Your task is to repeat all of the data exactly while excluding the pictures.

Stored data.
-------

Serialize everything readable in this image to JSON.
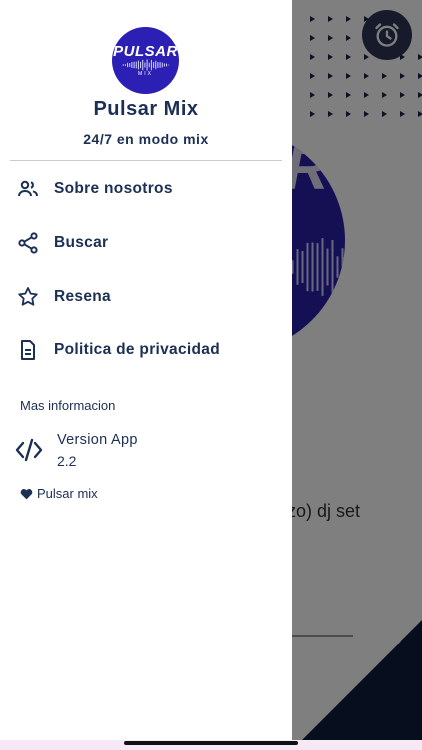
{
  "drawer": {
    "logo_text": "PULSAR",
    "logo_subtext": "MIX",
    "app_name": "Pulsar Mix",
    "tagline": "24/7 en modo mix",
    "menu": [
      {
        "label": "Sobre nosotros",
        "icon": "people-icon"
      },
      {
        "label": "Buscar",
        "icon": "share-icon"
      },
      {
        "label": "Resena",
        "icon": "star-icon"
      },
      {
        "label": "Politica de privacidad",
        "icon": "document-icon"
      }
    ],
    "more_info_header": "Mas informacion",
    "version_label": "Version App",
    "version_number": "2.2",
    "footer_label": "Pulsar mix"
  },
  "background": {
    "now_playing": "arzo) dj set",
    "logo_letter": "R"
  },
  "colors": {
    "primary_text": "#1c2f55",
    "logo_blue": "#2c1fb3",
    "scrim": "rgba(0,0,0,0.5)",
    "dark_navy": "#0f1d3a"
  }
}
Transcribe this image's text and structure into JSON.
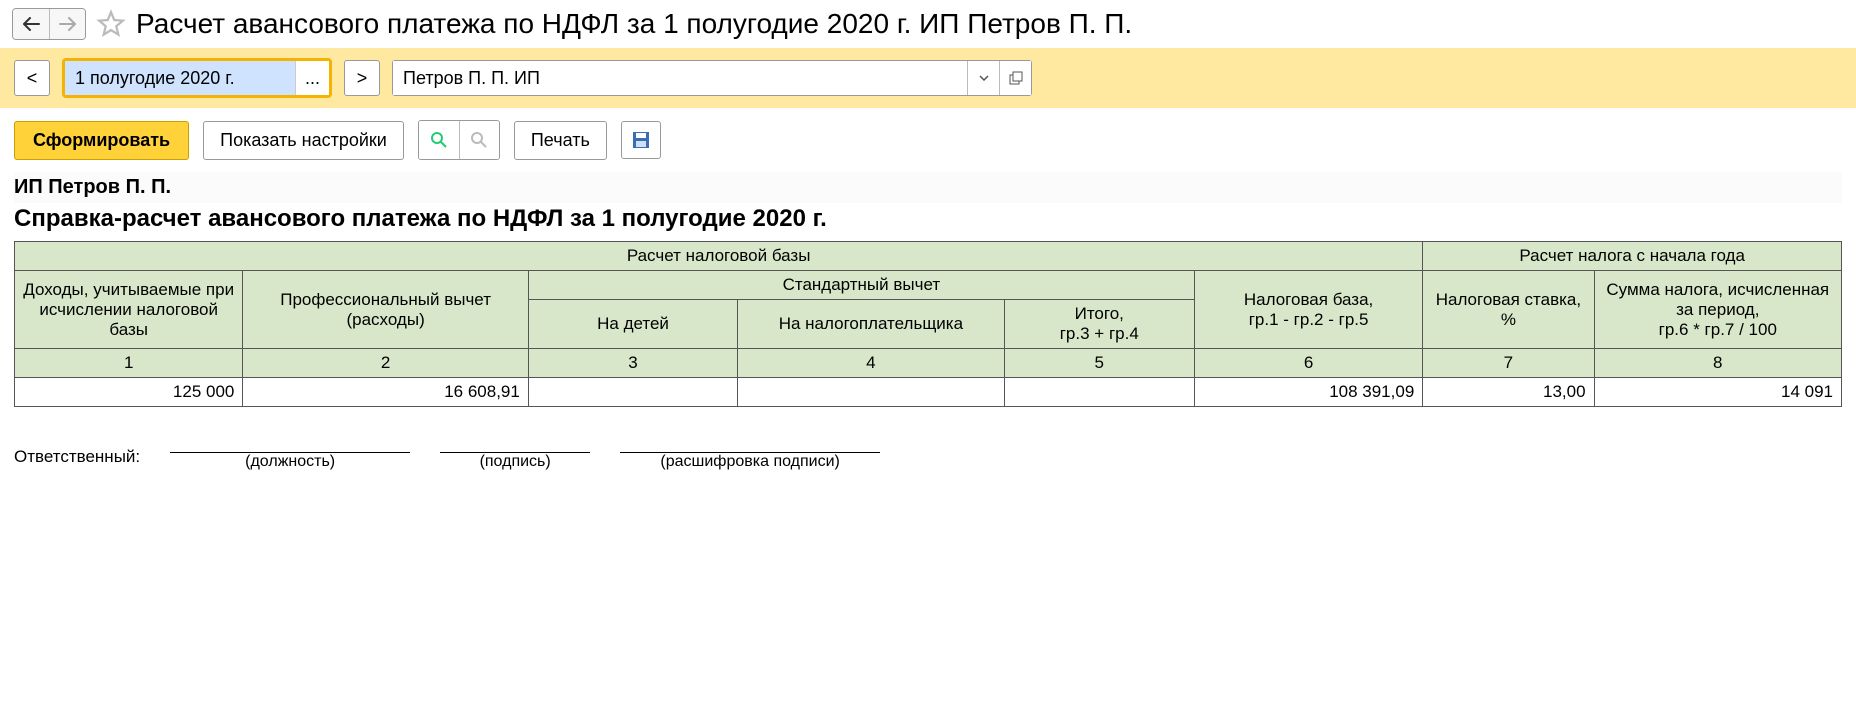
{
  "title": "Расчет авансового платежа по НДФЛ за 1 полугодие 2020 г. ИП Петров П. П.",
  "filter": {
    "prev": "<",
    "next": ">",
    "period_value": "1 полугодие 2020 г.",
    "ellipsis": "...",
    "org_value": "Петров П. П. ИП"
  },
  "toolbar": {
    "generate": "Сформировать",
    "show_settings": "Показать настройки",
    "print": "Печать"
  },
  "report": {
    "org": "ИП Петров П. П.",
    "heading": "Справка-расчет авансового платежа по НДФЛ за 1 полугодие 2020 г.",
    "group_base": "Расчет налоговой базы",
    "group_tax": "Расчет налога с начала года",
    "col1": "Доходы, учитываемые при исчислении налоговой базы",
    "col2": "Профессиональный вычет (расходы)",
    "std_group": "Стандартный вычет",
    "col3": "На детей",
    "col4": "На налогоплательщика",
    "col5": "Итого,\nгр.3 + гр.4",
    "col6": "Налоговая база,\nгр.1 - гр.2 - гр.5",
    "col7": "Налоговая ставка, %",
    "col8": "Сумма налога, исчисленная за период,\nгр.6 * гр.7 / 100",
    "num1": "1",
    "num2": "2",
    "num3": "3",
    "num4": "4",
    "num5": "5",
    "num6": "6",
    "num7": "7",
    "num8": "8",
    "v1": "125 000",
    "v2": "16 608,91",
    "v3": "",
    "v4": "",
    "v5": "",
    "v6": "108 391,09",
    "v7": "13,00",
    "v8": "14 091"
  },
  "sign": {
    "label": "Ответственный:",
    "post": "(должность)",
    "signature": "(подпись)",
    "decipher": "(расшифровка подписи)"
  }
}
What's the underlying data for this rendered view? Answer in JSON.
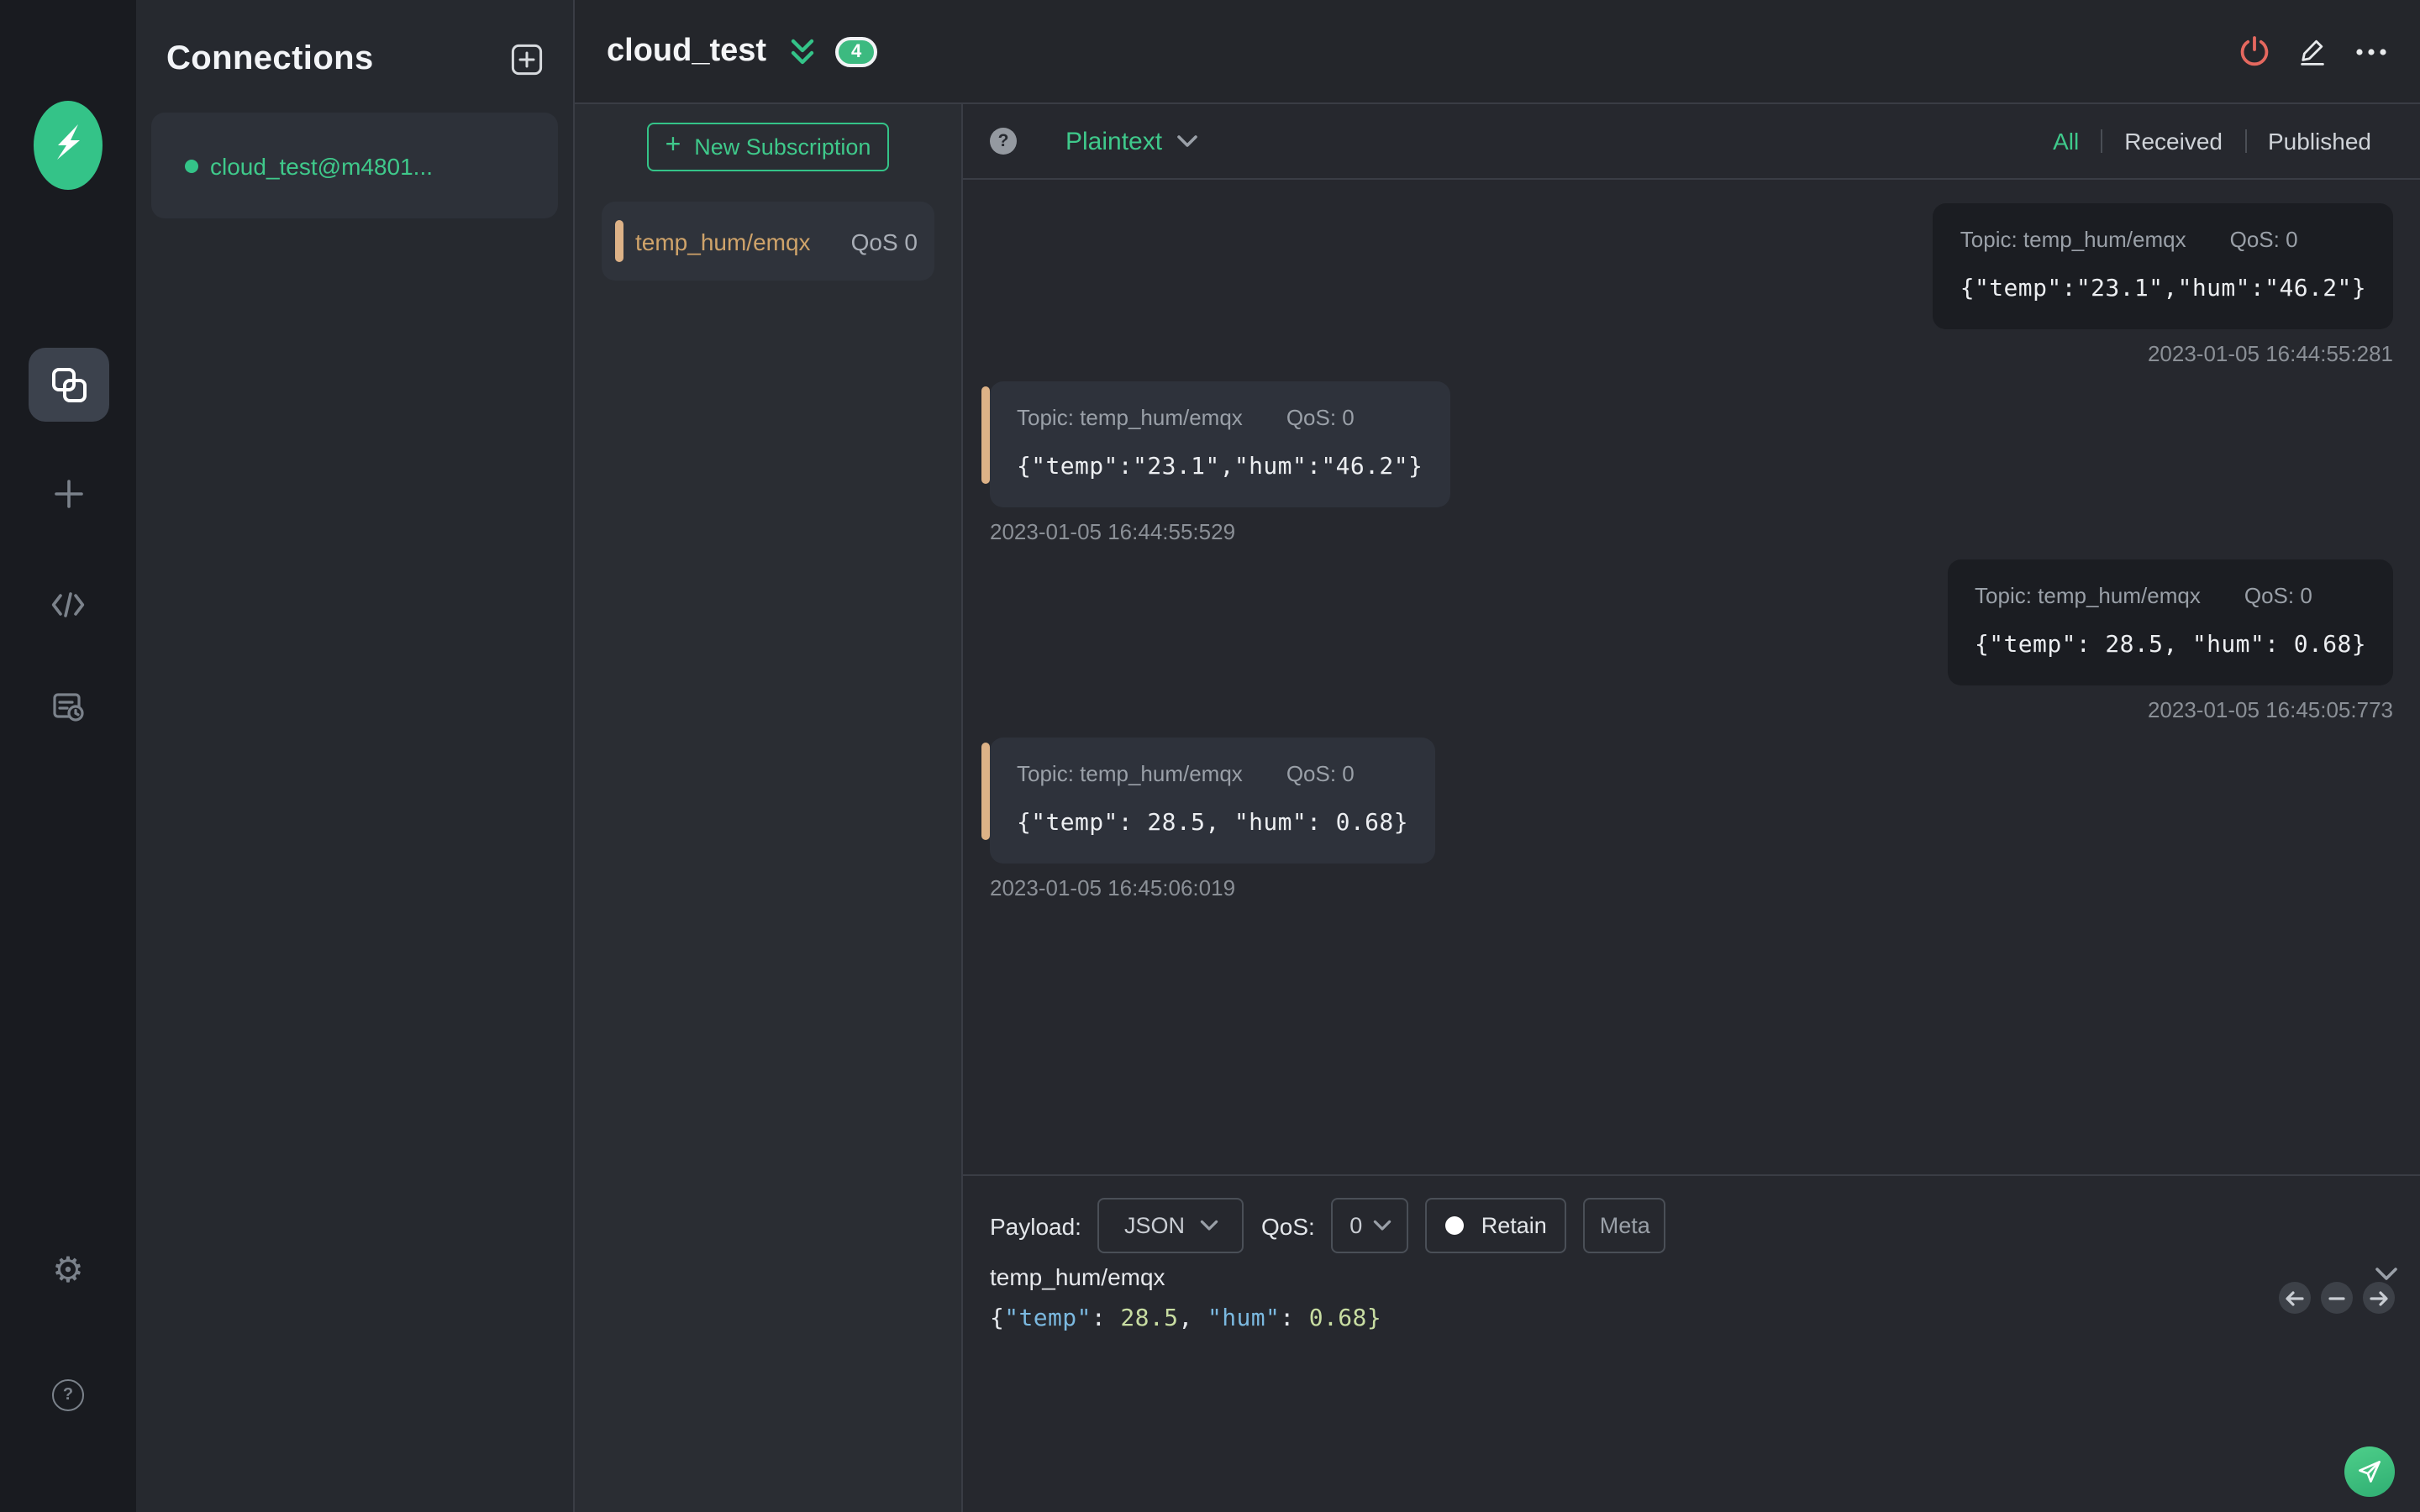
{
  "colors": {
    "accent_green": "#34c388",
    "topic_orange": "#cfa36a",
    "accent_bar_orange": "#ddb287",
    "danger_red": "#e5685f",
    "badge_green": "#3cba80",
    "received_bubble": "#2e323b",
    "published_bubble": "#1b1d22"
  },
  "sidebar": {
    "icons": [
      {
        "name": "mqttx-logo",
        "glyph": "lightning-x"
      },
      {
        "name": "connections-icon",
        "glyph": "overlapping-squares",
        "active": true
      },
      {
        "name": "new-connection-icon",
        "glyph": "plus"
      },
      {
        "name": "script-icon",
        "glyph": "code-brackets"
      },
      {
        "name": "log-icon",
        "glyph": "document-clock"
      },
      {
        "name": "settings-icon",
        "glyph": "gear",
        "char": "⚙"
      },
      {
        "name": "help-icon",
        "glyph": "question-circle",
        "char": "?"
      }
    ]
  },
  "connections": {
    "title": "Connections",
    "add_button": "add-connection",
    "items": [
      {
        "name": "cloud_test@m4801...",
        "status": "connected"
      }
    ]
  },
  "header": {
    "connection_name": "cloud_test",
    "unread_count": "4",
    "actions": [
      "disconnect-power",
      "edit-pencil",
      "more-ellipsis"
    ]
  },
  "subscriptions": {
    "new_button_label": "New Subscription",
    "new_button_plus": "+",
    "items": [
      {
        "topic": "temp_hum/emqx",
        "qos": "QoS 0"
      }
    ]
  },
  "messages": {
    "format_selected": "Plaintext",
    "help_glyph": "?",
    "filters": {
      "items": [
        {
          "label": "All",
          "active": true
        },
        {
          "label": "Received",
          "active": false
        },
        {
          "label": "Published",
          "active": false
        }
      ]
    },
    "items": [
      {
        "direction": "published",
        "topic_label": "Topic: temp_hum/emqx",
        "qos_label": "QoS: 0",
        "payload": "{\"temp\":\"23.1\",\"hum\":\"46.2\"}",
        "timestamp": "2023-01-05 16:44:55:281"
      },
      {
        "direction": "received",
        "topic_label": "Topic: temp_hum/emqx",
        "qos_label": "QoS: 0",
        "payload": "{\"temp\":\"23.1\",\"hum\":\"46.2\"}",
        "timestamp": "2023-01-05 16:44:55:529"
      },
      {
        "direction": "published",
        "topic_label": "Topic: temp_hum/emqx",
        "qos_label": "QoS: 0",
        "payload": "{\"temp\": 28.5, \"hum\": 0.68}",
        "timestamp": "2023-01-05 16:45:05:773"
      },
      {
        "direction": "received",
        "topic_label": "Topic: temp_hum/emqx",
        "qos_label": "QoS: 0",
        "payload": "{\"temp\": 28.5, \"hum\": 0.68}",
        "timestamp": "2023-01-05 16:45:06:019"
      }
    ]
  },
  "publish": {
    "payload_label": "Payload:",
    "payload_format": "JSON",
    "qos_label": "QoS:",
    "qos_value": "0",
    "retain_label": "Retain",
    "meta_label": "Meta",
    "topic": "temp_hum/emqx",
    "payload": "{\"temp\": 28.5, \"hum\": 0.68}",
    "payload_tokens": [
      {
        "text": "{",
        "type": "punct"
      },
      {
        "text": "\"temp\"",
        "type": "key"
      },
      {
        "text": ": ",
        "type": "punct"
      },
      {
        "text": "28.5",
        "type": "number"
      },
      {
        "text": ", ",
        "type": "punct"
      },
      {
        "text": "\"hum\"",
        "type": "key"
      },
      {
        "text": ": ",
        "type": "punct"
      },
      {
        "text": "0.68",
        "type": "number"
      },
      {
        "text": "}",
        "type": "number"
      }
    ],
    "history_nav": [
      "previous-message",
      "clear-message",
      "next-message"
    ],
    "send_button": "send"
  }
}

-------

ANSWER FOR THE TASK.
Serialize everything readable in this image to JSON.
{
  "drawer": {
    "logo_text": "PULSAR",
    "logo_subtext": "MIX",
    "app_name": "Pulsar Mix",
    "tagline": "24/7 en modo mix",
    "menu": [
      {
        "label": "Sobre nosotros",
        "icon": "people-icon"
      },
      {
        "label": "Buscar",
        "icon": "share-icon"
      },
      {
        "label": "Resena",
        "icon": "star-icon"
      },
      {
        "label": "Politica de privacidad",
        "icon": "document-icon"
      }
    ],
    "more_info_header": "Mas informacion",
    "version_label": "Version App",
    "version_number": "2.2",
    "footer_label": "Pulsar mix"
  },
  "background": {
    "now_playing": "arzo) dj set",
    "logo_letter": "R"
  },
  "colors": {
    "primary_text": "#1c2f55",
    "logo_blue": "#2c1fb3",
    "scrim": "rgba(0,0,0,0.5)",
    "dark_navy": "#0f1d3a"
  }
}
Transcribe this image's text and structure into JSON.
{
  "title": "Расчет авансового платежа по НДФЛ за 1 полугодие 2020 г. ИП Петров П. П.",
  "filter": {
    "prev": "<",
    "next": ">",
    "period_value": "1 полугодие 2020 г.",
    "ellipsis": "...",
    "org_value": "Петров П. П. ИП"
  },
  "toolbar": {
    "generate": "Сформировать",
    "show_settings": "Показать настройки",
    "print": "Печать"
  },
  "report": {
    "org": "ИП Петров П. П.",
    "heading": "Справка-расчет авансового платежа по НДФЛ за 1 полугодие 2020 г.",
    "group_base": "Расчет налоговой базы",
    "group_tax": "Расчет налога с начала года",
    "col1": "Доходы, учитываемые при исчислении налоговой базы",
    "col2": "Профессиональный вычет (расходы)",
    "std_group": "Стандартный вычет",
    "col3": "На детей",
    "col4": "На налогоплательщика",
    "col5": "Итого,\nгр.3 + гр.4",
    "col6": "Налоговая база,\nгр.1 - гр.2 - гр.5",
    "col7": "Налоговая ставка, %",
    "col8": "Сумма налога, исчисленная за период,\nгр.6 * гр.7 / 100",
    "num1": "1",
    "num2": "2",
    "num3": "3",
    "num4": "4",
    "num5": "5",
    "num6": "6",
    "num7": "7",
    "num8": "8",
    "v1": "125 000",
    "v2": "16 608,91",
    "v3": "",
    "v4": "",
    "v5": "",
    "v6": "108 391,09",
    "v7": "13,00",
    "v8": "14 091"
  },
  "sign": {
    "label": "Ответственный:",
    "post": "(должность)",
    "signature": "(подпись)",
    "decipher": "(расшифровка подписи)"
  }
}
What's the underlying data for this rendered view? Answer in JSON.
{
  "colors": {
    "accent_green": "#34c388",
    "topic_orange": "#cfa36a",
    "accent_bar_orange": "#ddb287",
    "danger_red": "#e5685f",
    "badge_green": "#3cba80",
    "received_bubble": "#2e323b",
    "published_bubble": "#1b1d22"
  },
  "sidebar": {
    "icons": [
      {
        "name": "mqttx-logo",
        "glyph": "lightning-x"
      },
      {
        "name": "connections-icon",
        "glyph": "overlapping-squares",
        "active": true
      },
      {
        "name": "new-connection-icon",
        "glyph": "plus"
      },
      {
        "name": "script-icon",
        "glyph": "code-brackets"
      },
      {
        "name": "log-icon",
        "glyph": "document-clock"
      },
      {
        "name": "settings-icon",
        "glyph": "gear",
        "char": "⚙"
      },
      {
        "name": "help-icon",
        "glyph": "question-circle",
        "char": "?"
      }
    ]
  },
  "connections": {
    "title": "Connections",
    "add_button": "add-connection",
    "items": [
      {
        "name": "cloud_test@m4801...",
        "status": "connected"
      }
    ]
  },
  "header": {
    "connection_name": "cloud_test",
    "unread_count": "4",
    "actions": [
      "disconnect-power",
      "edit-pencil",
      "more-ellipsis"
    ]
  },
  "subscriptions": {
    "new_button_label": "New Subscription",
    "new_button_plus": "+",
    "items": [
      {
        "topic": "temp_hum/emqx",
        "qos": "QoS 0"
      }
    ]
  },
  "messages": {
    "format_selected": "Plaintext",
    "help_glyph": "?",
    "filters": {
      "items": [
        {
          "label": "All",
          "active": true
        },
        {
          "label": "Received",
          "active": false
        },
        {
          "label": "Published",
          "active": false
        }
      ]
    },
    "items": [
      {
        "direction": "published",
        "topic_label": "Topic: temp_hum/emqx",
        "qos_label": "QoS: 0",
        "payload": "{\"temp\":\"23.1\",\"hum\":\"46.2\"}",
        "timestamp": "2023-01-05 16:44:55:281"
      },
      {
        "direction": "received",
        "topic_label": "Topic: temp_hum/emqx",
        "qos_label": "QoS: 0",
        "payload": "{\"temp\":\"23.1\",\"hum\":\"46.2\"}",
        "timestamp": "2023-01-05 16:44:55:529"
      },
      {
        "direction": "published",
        "topic_label": "Topic: temp_hum/emqx",
        "qos_label": "QoS: 0",
        "payload": "{\"temp\": 28.5, \"hum\": 0.68}",
        "timestamp": "2023-01-05 16:45:05:773"
      },
      {
        "direction": "received",
        "topic_label": "Topic: temp_hum/emqx",
        "qos_label": "QoS: 0",
        "payload": "{\"temp\": 28.5, \"hum\": 0.68}",
        "timestamp": "2023-01-05 16:45:06:019"
      }
    ]
  },
  "publish": {
    "payload_label": "Payload:",
    "payload_format": "JSON",
    "qos_label": "QoS:",
    "qos_value": "0",
    "retain_label": "Retain",
    "meta_label": "Meta",
    "topic": "temp_hum/emqx",
    "payload": "{\"temp\": 28.5, \"hum\": 0.68}",
    "payload_tokens": [
      {
        "text": "{",
        "type": "punct"
      },
      {
        "text": "\"temp\"",
        "type": "key"
      },
      {
        "text": ": ",
        "type": "punct"
      },
      {
        "text": "28.5",
        "type": "number"
      },
      {
        "text": ", ",
        "type": "punct"
      },
      {
        "text": "\"hum\"",
        "type": "key"
      },
      {
        "text": ": ",
        "type": "punct"
      },
      {
        "text": "0.68",
        "type": "number"
      },
      {
        "text": "}",
        "type": "number"
      }
    ],
    "history_nav": [
      "previous-message",
      "clear-message",
      "next-message"
    ],
    "send_button": "send"
  }
}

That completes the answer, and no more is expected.